**Brief:** Without including any images, repeat the data exactly.

=== The input ===

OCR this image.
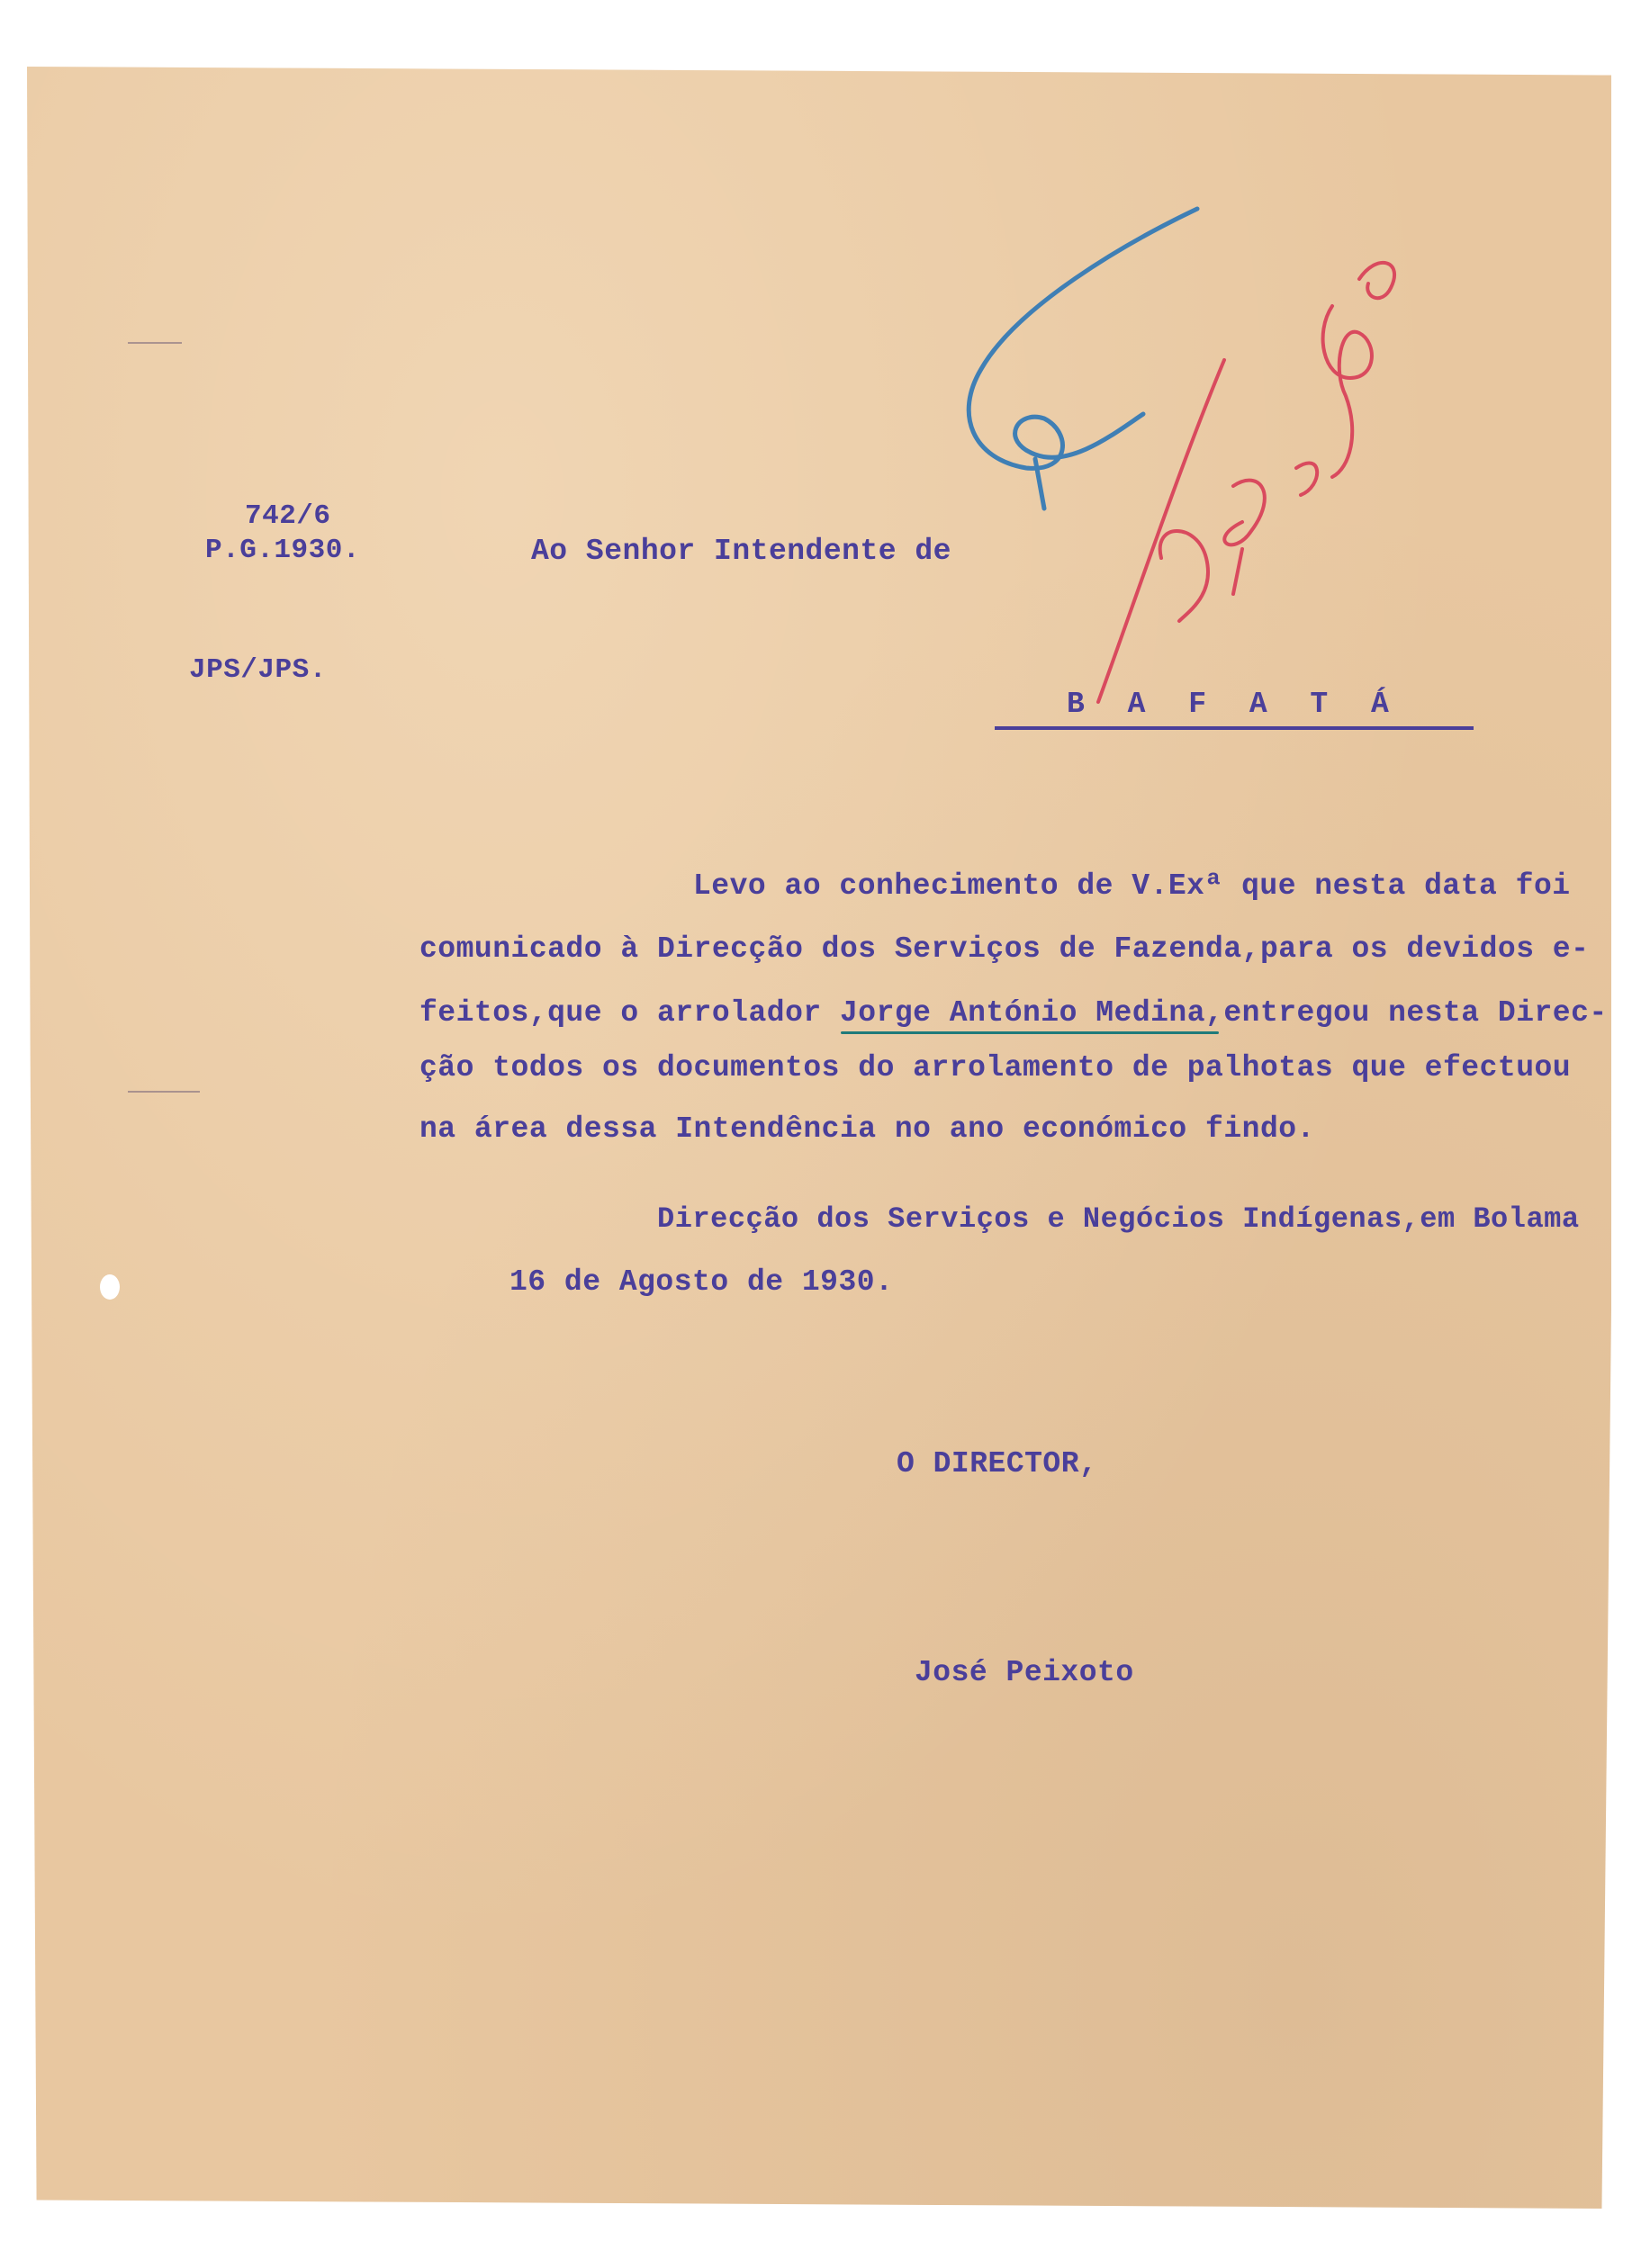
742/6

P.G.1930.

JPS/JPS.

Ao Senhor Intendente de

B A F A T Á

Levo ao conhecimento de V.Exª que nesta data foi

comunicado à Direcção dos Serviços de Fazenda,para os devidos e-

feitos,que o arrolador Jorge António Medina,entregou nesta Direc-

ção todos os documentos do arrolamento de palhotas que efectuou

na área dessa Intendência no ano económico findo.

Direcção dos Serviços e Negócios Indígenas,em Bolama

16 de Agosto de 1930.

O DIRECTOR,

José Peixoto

===

**Exercise solution:**
OCR this image.
742/6

P.G.1930.

JPS/JPS.

Ao Senhor Intendente de

B A F A T Á

Levo ao conhecimento de V.Exª que nesta data foi

comunicado à Direcção dos Serviços de Fazenda,para os devidos e-

feitos,que o arrolador Jorge António Medina,entregou nesta Direc-

ção todos os documentos do arrolamento de palhotas que efectuou

na área dessa Intendência no ano económico findo.

Direcção dos Serviços e Negócios Indígenas,em Bolama

16 de Agosto de 1930.

O DIRECTOR,

José Peixoto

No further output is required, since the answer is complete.